PROBLEM: Return the listing below word for word.

§

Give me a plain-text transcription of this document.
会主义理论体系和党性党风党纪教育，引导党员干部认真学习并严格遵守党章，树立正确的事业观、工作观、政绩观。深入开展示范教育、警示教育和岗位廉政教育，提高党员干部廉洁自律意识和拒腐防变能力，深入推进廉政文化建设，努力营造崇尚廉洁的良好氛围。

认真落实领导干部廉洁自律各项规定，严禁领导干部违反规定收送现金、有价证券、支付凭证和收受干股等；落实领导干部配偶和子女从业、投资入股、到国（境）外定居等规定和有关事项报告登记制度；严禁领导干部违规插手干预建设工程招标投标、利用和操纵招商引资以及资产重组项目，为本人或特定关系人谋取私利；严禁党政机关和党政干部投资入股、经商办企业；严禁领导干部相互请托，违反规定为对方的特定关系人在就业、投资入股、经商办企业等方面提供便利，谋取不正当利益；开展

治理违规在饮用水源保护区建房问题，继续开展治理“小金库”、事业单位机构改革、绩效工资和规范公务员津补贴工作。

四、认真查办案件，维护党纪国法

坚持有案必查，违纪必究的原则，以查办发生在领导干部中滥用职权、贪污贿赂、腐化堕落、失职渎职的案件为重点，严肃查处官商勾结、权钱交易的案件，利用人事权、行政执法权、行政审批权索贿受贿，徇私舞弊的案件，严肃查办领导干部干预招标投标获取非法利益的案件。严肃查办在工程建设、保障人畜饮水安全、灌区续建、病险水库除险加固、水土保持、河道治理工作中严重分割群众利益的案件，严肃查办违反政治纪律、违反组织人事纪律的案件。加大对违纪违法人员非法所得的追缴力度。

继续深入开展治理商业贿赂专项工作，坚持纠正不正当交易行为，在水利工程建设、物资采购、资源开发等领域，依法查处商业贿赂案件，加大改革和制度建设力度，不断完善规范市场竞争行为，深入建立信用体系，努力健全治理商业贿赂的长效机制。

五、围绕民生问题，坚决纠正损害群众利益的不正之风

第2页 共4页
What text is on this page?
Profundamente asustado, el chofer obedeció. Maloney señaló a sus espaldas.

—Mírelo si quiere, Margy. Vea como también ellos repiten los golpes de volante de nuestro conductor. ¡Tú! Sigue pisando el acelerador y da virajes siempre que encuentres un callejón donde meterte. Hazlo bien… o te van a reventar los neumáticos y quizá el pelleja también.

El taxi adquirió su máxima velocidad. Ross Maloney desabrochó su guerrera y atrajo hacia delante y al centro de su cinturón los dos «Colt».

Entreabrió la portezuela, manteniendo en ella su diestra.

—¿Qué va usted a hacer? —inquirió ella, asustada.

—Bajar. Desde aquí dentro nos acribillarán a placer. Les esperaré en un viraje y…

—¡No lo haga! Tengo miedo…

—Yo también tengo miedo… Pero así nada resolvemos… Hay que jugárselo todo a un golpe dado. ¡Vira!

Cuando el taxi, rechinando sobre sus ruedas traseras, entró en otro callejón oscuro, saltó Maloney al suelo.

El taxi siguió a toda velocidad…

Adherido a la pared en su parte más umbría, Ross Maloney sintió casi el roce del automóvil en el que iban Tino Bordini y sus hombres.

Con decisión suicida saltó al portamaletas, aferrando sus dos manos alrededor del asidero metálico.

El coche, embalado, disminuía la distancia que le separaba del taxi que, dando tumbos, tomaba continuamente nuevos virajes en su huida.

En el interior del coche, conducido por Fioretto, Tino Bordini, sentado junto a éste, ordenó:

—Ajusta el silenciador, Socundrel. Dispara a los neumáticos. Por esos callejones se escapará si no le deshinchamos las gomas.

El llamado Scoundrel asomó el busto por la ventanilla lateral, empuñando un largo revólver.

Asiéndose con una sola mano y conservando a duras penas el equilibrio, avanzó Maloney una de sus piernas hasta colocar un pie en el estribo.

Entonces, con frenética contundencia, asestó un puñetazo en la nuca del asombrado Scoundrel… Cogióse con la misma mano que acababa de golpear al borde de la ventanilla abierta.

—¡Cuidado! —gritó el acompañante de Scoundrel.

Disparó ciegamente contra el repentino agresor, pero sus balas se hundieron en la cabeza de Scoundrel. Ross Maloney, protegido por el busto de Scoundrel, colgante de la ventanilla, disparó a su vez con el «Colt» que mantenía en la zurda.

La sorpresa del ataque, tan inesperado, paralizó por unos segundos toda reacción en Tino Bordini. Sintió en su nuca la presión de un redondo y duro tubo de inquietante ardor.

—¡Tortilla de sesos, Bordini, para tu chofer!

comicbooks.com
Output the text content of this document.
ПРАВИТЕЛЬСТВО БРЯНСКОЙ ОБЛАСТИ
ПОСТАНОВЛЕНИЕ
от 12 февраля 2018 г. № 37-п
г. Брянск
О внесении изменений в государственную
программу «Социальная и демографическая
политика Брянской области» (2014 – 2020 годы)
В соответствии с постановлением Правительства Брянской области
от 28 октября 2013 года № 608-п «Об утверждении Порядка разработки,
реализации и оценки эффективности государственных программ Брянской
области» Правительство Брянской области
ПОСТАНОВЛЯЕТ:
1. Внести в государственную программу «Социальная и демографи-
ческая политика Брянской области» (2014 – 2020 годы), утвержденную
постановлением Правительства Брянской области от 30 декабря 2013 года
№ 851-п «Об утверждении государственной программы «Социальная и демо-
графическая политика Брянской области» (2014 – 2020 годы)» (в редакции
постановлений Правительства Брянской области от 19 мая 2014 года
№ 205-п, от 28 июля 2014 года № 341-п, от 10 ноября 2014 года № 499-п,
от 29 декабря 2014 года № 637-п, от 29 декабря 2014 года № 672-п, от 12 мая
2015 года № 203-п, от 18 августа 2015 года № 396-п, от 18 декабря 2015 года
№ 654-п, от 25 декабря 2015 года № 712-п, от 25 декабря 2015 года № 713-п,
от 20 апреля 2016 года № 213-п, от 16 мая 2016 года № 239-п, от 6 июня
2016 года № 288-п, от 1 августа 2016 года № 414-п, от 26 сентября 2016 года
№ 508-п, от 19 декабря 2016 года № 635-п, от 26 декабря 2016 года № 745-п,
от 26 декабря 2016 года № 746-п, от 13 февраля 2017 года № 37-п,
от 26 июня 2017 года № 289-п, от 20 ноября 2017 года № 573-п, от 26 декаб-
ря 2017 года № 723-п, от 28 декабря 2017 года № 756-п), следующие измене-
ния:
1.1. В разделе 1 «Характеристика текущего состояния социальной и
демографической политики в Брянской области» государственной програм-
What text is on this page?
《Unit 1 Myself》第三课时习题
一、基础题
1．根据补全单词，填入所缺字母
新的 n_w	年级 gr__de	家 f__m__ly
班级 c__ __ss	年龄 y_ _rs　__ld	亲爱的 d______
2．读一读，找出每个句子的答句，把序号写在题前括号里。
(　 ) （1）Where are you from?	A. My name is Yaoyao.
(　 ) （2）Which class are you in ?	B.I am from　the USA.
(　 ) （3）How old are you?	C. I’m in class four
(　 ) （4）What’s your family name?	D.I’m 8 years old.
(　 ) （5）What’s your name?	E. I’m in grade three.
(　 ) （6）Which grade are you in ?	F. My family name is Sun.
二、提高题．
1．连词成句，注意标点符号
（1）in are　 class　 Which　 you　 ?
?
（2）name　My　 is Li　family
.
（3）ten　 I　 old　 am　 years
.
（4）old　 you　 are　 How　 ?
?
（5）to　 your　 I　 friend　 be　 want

§

RESPONSE TO THIS EXERCISE:
Give me a plain-text transcription of this document.
会主义理论体系和党性党风党纪教育，引导党员干部认真学习并严格遵守党章，树立正确的事业观、工作观、政绩观。深入开展示范教育、警示教育和岗位廉政教育，提高党员干部廉洁自律意识和拒腐防变能力，深入推进廉政文化建设，努力营造崇尚廉洁的良好氛围。

认真落实领导干部廉洁自律各项规定，严禁领导干部违反规定收送现金、有价证券、支付凭证和收受干股等；落实领导干部配偶和子女从业、投资入股、到国（境）外定居等规定和有关事项报告登记制度；严禁领导干部违规插手干预建设工程招标投标、利用和操纵招商引资以及资产重组项目，为本人或特定关系人谋取私利；严禁党政机关和党政干部投资入股、经商办企业；严禁领导干部相互请托，违反规定为对方的特定关系人在就业、投资入股、经商办企业等方面提供便利，谋取不正当利益；开展

治理违规在饮用水源保护区建房问题，继续开展治理“小金库”、事业单位机构改革、绩效工资和规范公务员津补贴工作。

四、认真查办案件，维护党纪国法

坚持有案必查，违纪必究的原则，以查办发生在领导干部中滥用职权、贪污贿赂、腐化堕落、失职渎职的案件为重点，严肃查处官商勾结、权钱交易的案件，利用人事权、行政执法权、行政审批权索贿受贿，徇私舞弊的案件，严肃查办领导干部干预招标投标获取非法利益的案件。严肃查办在工程建设、保障人畜饮水安全、灌区续建、病险水库除险加固、水土保持、河道治理工作中严重分割群众利益的案件，严肃查办违反政治纪律、违反组织人事纪律的案件。加大对违纪违法人员非法所得的追缴力度。

继续深入开展治理商业贿赂专项工作，坚持纠正不正当交易行为，在水利工程建设、物资采购、资源开发等领域，依法查处商业贿赂案件，加大改革和制度建设力度，不断完善规范市场竞争行为，深入建立信用体系，努力健全治理商业贿赂的长效机制。

五、围绕民生问题，坚决纠正损害群众利益的不正之风

第2页 共4页
What text is on this page?
Profundamente asustado, el chofer obedeció. Maloney señaló a sus espaldas.

—Mírelo si quiere, Margy. Vea como también ellos repiten los golpes de volante de nuestro conductor. ¡Tú! Sigue pisando el acelerador y da virajes siempre que encuentres un callejón donde meterte. Hazlo bien… o te van a reventar los neumáticos y quizá el pelleja también.

El taxi adquirió su máxima velocidad. Ross Maloney desabrochó su guerrera y atrajo hacia delante y al centro de su cinturón los dos «Colt».

Entreabrió la portezuela, manteniendo en ella su diestra.

—¿Qué va usted a hacer? —inquirió ella, asustada.

—Bajar. Desde aquí dentro nos acribillarán a placer. Les esperaré en un viraje y…

—¡No lo haga! Tengo miedo…

—Yo también tengo miedo… Pero así nada resolvemos… Hay que jugárselo todo a un golpe dado. ¡Vira!

Cuando el taxi, rechinando sobre sus ruedas traseras, entró en otro callejón oscuro, saltó Maloney al suelo.

El taxi siguió a toda velocidad…

Adherido a la pared en su parte más umbría, Ross Maloney sintió casi el roce del automóvil en el que iban Tino Bordini y sus hombres.

Con decisión suicida saltó al portamaletas, aferrando sus dos manos alrededor del asidero metálico.

El coche, embalado, disminuía la distancia que le separaba del taxi que, dando tumbos, tomaba continuamente nuevos virajes en su huida.

En el interior del coche, conducido por Fioretto, Tino Bordini, sentado junto a éste, ordenó:

—Ajusta el silenciador, Socundrel. Dispara a los neumáticos. Por esos callejones se escapará si no le deshinchamos las gomas.

El llamado Scoundrel asomó el busto por la ventanilla lateral, empuñando un largo revólver.

Asiéndose con una sola mano y conservando a duras penas el equilibrio, avanzó Maloney una de sus piernas hasta colocar un pie en el estribo.

Entonces, con frenética contundencia, asestó un puñetazo en la nuca del asombrado Scoundrel… Cogióse con la misma mano que acababa de golpear al borde de la ventanilla abierta.

—¡Cuidado! —gritó el acompañante de Scoundrel.

Disparó ciegamente contra el repentino agresor, pero sus balas se hundieron en la cabeza de Scoundrel. Ross Maloney, protegido por el busto de Scoundrel, colgante de la ventanilla, disparó a su vez con el «Colt» que mantenía en la zurda.

La sorpresa del ataque, tan inesperado, paralizó por unos segundos toda reacción en Tino Bordini. Sintió en su nuca la presión de un redondo y duro tubo de inquietante ardor.

—¡Tortilla de sesos, Bordini, para tu chofer!

comicbooks.com
Output the text content of this document.
ПРАВИТЕЛЬСТВО БРЯНСКОЙ ОБЛАСТИ
ПОСТАНОВЛЕНИЕ
от 12 февраля 2018 г. № 37-п
г. Брянск
О внесении изменений в государственную
программу «Социальная и демографическая
политика Брянской области» (2014 – 2020 годы)
В соответствии с постановлением Правительства Брянской области
от 28 октября 2013 года № 608-п «Об утверждении Порядка разработки,
реализации и оценки эффективности государственных программ Брянской
области» Правительство Брянской области
ПОСТАНОВЛЯЕТ:
1. Внести в государственную программу «Социальная и демографи-
ческая политика Брянской области» (2014 – 2020 годы), утвержденную
постановлением Правительства Брянской области от 30 декабря 2013 года
№ 851-п «Об утверждении государственной программы «Социальная и демо-
графическая политика Брянской области» (2014 – 2020 годы)» (в редакции
постановлений Правительства Брянской области от 19 мая 2014 года
№ 205-п, от 28 июля 2014 года № 341-п, от 10 ноября 2014 года № 499-п,
от 29 декабря 2014 года № 637-п, от 29 декабря 2014 года № 672-п, от 12 мая
2015 года № 203-п, от 18 августа 2015 года № 396-п, от 18 декабря 2015 года
№ 654-п, от 25 декабря 2015 года № 712-п, от 25 декабря 2015 года № 713-п,
от 20 апреля 2016 года № 213-п, от 16 мая 2016 года № 239-п, от 6 июня
2016 года № 288-п, от 1 августа 2016 года № 414-п, от 26 сентября 2016 года
№ 508-п, от 19 декабря 2016 года № 635-п, от 26 декабря 2016 года № 745-п,
от 26 декабря 2016 года № 746-п, от 13 февраля 2017 года № 37-п,
от 26 июня 2017 года № 289-п, от 20 ноября 2017 года № 573-п, от 26 декаб-
ря 2017 года № 723-п, от 28 декабря 2017 года № 756-п), следующие измене-
ния:
1.1. В разделе 1 «Характеристика текущего состояния социальной и
демографической политики в Брянской области» государственной програм-
What text is on this page?
《Unit 1 Myself》第三课时习题
一、基础题
1．根据补全单词，填入所缺字母
新的 n_w	年级 gr__de	家 f__m__ly
班级 c__ __ss	年龄 y_ _rs　__ld	亲爱的 d______
2．读一读，找出每个句子的答句，把序号写在题前括号里。
(　 ) （1）Where are you from?	A. My name is Yaoyao.
(　 ) （2）Which class are you in ?	B.I am from　the USA.
(　 ) （3）How old are you?	C. I’m in class four
(　 ) （4）What’s your family name?	D.I’m 8 years old.
(　 ) （5）What’s your name?	E. I’m in grade three.
(　 ) （6）Which grade are you in ?	F. My family name is Sun.
二、提高题．
1．连词成句，注意标点符号
（1）in are　 class　 Which　 you　 ?
?
（2）name　My　 is Li　family
.
（3）ten　 I　 old　 am　 years
.
（4）old　 you　 are　 How　 ?
?
（5）to　 your　 I　 friend　 be　 want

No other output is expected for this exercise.